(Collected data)
-- start --

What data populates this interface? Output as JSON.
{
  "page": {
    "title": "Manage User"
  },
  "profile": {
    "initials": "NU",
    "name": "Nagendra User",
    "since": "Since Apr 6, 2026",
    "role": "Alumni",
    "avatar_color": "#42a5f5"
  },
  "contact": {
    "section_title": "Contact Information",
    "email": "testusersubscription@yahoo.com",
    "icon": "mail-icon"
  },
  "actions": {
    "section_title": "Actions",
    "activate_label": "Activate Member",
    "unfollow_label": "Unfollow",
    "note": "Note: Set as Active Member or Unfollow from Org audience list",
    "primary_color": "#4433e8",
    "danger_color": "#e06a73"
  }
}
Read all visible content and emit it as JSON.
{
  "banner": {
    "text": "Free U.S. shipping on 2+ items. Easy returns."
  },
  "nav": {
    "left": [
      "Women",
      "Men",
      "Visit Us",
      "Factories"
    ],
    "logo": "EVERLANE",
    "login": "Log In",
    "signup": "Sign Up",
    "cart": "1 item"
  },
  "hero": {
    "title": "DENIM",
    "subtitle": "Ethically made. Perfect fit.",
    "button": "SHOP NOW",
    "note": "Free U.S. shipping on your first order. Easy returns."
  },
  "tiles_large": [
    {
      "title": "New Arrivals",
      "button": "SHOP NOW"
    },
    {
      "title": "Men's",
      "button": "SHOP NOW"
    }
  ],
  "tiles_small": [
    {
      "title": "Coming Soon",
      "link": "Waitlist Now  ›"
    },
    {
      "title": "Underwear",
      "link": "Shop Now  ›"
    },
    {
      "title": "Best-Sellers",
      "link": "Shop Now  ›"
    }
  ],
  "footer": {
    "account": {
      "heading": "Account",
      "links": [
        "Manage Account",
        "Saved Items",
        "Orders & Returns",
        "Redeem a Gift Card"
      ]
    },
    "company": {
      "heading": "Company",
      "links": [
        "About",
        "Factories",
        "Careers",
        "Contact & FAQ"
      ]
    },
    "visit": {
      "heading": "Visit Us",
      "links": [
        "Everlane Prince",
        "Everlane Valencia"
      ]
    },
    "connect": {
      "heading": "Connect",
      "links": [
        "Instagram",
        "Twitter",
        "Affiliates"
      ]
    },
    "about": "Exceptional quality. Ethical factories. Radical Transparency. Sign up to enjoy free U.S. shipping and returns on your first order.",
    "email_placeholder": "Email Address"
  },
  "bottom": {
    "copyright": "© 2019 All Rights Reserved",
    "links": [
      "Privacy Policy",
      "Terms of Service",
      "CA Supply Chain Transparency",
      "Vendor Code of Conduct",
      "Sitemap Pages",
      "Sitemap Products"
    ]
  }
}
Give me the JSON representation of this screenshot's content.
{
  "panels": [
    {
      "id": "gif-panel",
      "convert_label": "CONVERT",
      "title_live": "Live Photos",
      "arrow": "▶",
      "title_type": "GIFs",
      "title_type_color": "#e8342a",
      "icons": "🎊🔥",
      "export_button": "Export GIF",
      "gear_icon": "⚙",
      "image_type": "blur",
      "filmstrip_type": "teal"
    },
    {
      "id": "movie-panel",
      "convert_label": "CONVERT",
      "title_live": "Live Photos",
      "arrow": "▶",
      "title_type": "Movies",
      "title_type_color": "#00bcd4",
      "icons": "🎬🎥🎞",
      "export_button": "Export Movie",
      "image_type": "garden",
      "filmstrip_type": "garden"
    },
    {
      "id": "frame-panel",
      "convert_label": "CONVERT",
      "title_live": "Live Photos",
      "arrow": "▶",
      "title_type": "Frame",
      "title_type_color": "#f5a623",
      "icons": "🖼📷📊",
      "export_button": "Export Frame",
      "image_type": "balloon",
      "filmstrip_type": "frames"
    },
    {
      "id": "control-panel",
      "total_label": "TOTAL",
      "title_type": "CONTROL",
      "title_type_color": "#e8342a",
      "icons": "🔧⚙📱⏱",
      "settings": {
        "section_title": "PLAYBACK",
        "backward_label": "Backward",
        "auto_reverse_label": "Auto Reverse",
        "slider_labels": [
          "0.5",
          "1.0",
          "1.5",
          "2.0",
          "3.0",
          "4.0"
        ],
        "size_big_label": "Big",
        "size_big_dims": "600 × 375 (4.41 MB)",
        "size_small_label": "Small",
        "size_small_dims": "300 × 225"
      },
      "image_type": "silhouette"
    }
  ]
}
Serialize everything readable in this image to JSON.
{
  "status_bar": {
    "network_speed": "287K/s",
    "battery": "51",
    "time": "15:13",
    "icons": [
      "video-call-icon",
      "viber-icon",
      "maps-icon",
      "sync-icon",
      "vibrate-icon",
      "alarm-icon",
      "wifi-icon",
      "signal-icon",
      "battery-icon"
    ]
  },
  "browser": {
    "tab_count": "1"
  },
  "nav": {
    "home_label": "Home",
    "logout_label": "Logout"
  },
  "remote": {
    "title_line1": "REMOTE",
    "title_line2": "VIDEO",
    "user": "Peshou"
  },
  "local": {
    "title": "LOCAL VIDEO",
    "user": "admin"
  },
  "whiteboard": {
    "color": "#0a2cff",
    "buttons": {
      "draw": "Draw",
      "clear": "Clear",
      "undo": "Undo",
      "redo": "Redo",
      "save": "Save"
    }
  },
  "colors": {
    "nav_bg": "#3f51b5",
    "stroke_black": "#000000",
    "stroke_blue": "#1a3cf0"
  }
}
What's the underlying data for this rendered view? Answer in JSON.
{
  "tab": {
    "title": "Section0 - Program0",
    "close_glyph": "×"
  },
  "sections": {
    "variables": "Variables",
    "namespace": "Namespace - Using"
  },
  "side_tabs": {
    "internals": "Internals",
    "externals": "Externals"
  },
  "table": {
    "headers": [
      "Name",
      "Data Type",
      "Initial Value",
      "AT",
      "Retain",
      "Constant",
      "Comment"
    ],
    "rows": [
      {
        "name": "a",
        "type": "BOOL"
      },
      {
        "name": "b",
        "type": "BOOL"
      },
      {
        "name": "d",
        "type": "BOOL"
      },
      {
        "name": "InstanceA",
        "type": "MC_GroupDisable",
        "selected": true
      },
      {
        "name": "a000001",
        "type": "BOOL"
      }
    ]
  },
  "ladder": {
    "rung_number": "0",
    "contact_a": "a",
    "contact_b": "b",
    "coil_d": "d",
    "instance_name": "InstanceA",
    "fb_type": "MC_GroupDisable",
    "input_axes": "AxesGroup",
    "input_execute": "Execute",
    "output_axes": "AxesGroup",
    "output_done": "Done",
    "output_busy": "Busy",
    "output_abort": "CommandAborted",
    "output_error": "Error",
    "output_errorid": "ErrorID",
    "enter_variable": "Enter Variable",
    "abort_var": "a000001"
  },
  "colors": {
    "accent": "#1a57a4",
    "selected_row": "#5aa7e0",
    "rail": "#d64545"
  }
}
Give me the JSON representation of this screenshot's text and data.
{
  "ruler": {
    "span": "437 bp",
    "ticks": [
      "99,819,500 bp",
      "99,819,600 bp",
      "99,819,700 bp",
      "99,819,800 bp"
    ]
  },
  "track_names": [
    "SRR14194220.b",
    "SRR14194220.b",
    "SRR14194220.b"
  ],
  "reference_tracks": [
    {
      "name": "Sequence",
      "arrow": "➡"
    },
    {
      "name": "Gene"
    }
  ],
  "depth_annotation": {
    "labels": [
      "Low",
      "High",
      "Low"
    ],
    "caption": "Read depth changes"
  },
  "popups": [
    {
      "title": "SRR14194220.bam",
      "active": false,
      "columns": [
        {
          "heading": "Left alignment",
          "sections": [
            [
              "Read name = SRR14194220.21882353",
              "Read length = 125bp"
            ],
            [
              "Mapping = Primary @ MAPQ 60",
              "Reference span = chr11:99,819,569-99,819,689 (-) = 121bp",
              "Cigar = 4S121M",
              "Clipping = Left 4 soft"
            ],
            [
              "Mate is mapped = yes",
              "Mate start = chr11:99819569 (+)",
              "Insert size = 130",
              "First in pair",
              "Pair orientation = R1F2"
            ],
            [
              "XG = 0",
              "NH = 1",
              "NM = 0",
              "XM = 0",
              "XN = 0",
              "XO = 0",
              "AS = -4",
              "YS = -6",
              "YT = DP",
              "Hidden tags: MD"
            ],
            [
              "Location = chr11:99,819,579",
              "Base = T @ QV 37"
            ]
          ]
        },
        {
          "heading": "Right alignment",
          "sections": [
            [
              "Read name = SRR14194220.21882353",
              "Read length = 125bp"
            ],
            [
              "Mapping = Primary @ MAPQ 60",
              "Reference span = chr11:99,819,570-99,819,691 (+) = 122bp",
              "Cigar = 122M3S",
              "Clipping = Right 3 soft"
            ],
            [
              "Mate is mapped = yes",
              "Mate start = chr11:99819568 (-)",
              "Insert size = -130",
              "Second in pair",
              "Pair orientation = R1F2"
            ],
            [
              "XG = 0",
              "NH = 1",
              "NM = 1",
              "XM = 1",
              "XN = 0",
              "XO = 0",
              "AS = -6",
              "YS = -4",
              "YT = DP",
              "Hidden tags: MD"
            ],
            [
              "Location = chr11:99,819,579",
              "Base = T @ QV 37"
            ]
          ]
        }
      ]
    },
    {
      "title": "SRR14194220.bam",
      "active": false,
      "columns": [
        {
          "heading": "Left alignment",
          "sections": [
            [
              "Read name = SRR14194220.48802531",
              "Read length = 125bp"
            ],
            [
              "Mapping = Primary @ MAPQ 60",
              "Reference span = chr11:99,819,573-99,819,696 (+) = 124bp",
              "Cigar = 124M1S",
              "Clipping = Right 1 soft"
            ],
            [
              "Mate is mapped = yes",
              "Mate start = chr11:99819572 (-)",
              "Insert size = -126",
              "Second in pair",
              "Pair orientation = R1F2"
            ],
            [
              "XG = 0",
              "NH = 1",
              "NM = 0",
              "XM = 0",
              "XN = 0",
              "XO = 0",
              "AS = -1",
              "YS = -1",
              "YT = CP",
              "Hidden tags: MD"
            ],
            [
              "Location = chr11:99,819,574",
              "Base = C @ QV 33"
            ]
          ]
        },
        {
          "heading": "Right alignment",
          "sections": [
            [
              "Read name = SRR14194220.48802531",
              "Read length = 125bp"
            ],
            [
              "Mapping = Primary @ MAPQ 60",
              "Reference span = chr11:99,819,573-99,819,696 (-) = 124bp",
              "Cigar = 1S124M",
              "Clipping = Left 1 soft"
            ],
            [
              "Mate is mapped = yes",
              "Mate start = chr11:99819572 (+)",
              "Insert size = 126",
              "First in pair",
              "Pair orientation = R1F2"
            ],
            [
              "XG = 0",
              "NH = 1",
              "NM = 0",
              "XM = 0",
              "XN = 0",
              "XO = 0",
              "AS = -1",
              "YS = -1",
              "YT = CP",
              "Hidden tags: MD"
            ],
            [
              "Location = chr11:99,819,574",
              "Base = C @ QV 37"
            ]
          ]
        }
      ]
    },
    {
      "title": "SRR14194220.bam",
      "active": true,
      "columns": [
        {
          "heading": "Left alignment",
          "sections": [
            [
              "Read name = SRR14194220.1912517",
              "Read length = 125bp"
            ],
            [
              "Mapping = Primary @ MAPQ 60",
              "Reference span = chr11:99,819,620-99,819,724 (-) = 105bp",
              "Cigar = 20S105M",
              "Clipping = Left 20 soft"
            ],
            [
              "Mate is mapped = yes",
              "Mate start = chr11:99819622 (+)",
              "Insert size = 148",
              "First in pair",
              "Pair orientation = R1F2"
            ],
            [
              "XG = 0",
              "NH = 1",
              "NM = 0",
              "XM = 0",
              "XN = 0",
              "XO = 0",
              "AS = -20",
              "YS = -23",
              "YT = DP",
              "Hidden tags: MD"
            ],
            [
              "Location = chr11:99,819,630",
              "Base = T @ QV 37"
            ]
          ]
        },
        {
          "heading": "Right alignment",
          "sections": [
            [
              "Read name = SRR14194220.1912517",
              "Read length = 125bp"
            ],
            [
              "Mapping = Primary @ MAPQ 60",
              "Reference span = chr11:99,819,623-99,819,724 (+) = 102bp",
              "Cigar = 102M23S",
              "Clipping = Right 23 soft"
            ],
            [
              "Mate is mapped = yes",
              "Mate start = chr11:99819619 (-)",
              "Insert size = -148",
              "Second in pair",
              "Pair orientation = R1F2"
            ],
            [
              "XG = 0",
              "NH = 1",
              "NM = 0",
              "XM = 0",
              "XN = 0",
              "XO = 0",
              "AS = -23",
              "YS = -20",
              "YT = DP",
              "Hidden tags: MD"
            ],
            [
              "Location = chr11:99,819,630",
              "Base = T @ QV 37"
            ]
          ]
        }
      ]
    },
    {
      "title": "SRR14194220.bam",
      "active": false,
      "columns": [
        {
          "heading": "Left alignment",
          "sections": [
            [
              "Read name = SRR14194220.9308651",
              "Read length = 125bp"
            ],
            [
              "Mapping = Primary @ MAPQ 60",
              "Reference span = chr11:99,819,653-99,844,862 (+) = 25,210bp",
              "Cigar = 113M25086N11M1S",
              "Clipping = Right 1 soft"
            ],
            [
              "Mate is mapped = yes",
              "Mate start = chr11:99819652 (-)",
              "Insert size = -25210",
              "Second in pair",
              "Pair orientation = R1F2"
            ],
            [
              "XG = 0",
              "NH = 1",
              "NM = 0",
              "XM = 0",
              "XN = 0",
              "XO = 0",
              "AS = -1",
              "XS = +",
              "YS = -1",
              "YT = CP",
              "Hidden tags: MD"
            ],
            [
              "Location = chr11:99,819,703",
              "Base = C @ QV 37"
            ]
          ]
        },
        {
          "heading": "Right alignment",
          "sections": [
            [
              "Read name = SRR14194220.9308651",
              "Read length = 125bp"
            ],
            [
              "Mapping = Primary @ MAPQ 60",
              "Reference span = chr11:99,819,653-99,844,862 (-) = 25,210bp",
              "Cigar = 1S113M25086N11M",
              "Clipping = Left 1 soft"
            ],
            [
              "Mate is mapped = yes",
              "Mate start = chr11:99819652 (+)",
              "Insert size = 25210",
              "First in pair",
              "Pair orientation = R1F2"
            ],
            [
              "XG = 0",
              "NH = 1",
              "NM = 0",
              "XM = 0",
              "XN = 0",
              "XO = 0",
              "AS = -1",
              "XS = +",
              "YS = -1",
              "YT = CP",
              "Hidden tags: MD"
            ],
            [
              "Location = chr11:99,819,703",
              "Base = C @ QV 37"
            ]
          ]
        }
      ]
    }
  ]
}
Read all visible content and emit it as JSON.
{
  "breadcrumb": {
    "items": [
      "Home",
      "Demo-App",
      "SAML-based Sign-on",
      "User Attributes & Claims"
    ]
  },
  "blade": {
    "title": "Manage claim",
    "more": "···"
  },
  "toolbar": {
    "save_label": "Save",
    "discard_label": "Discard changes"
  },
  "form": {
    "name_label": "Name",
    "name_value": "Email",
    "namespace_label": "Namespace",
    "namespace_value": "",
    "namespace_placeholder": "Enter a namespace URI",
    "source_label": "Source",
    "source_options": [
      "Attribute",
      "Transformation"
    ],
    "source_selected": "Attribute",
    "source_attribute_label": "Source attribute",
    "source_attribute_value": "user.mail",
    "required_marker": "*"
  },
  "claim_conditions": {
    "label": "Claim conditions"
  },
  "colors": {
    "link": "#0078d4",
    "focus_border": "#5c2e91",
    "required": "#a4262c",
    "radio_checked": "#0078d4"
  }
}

-- end --

WRITTEN EXERCISE: Check each line above for "representation" and return the ones that have it.

SOLUTION TO THIS TASK:
Give me the JSON representation of this screenshot's content.
Give me the JSON representation of this screenshot's text and data.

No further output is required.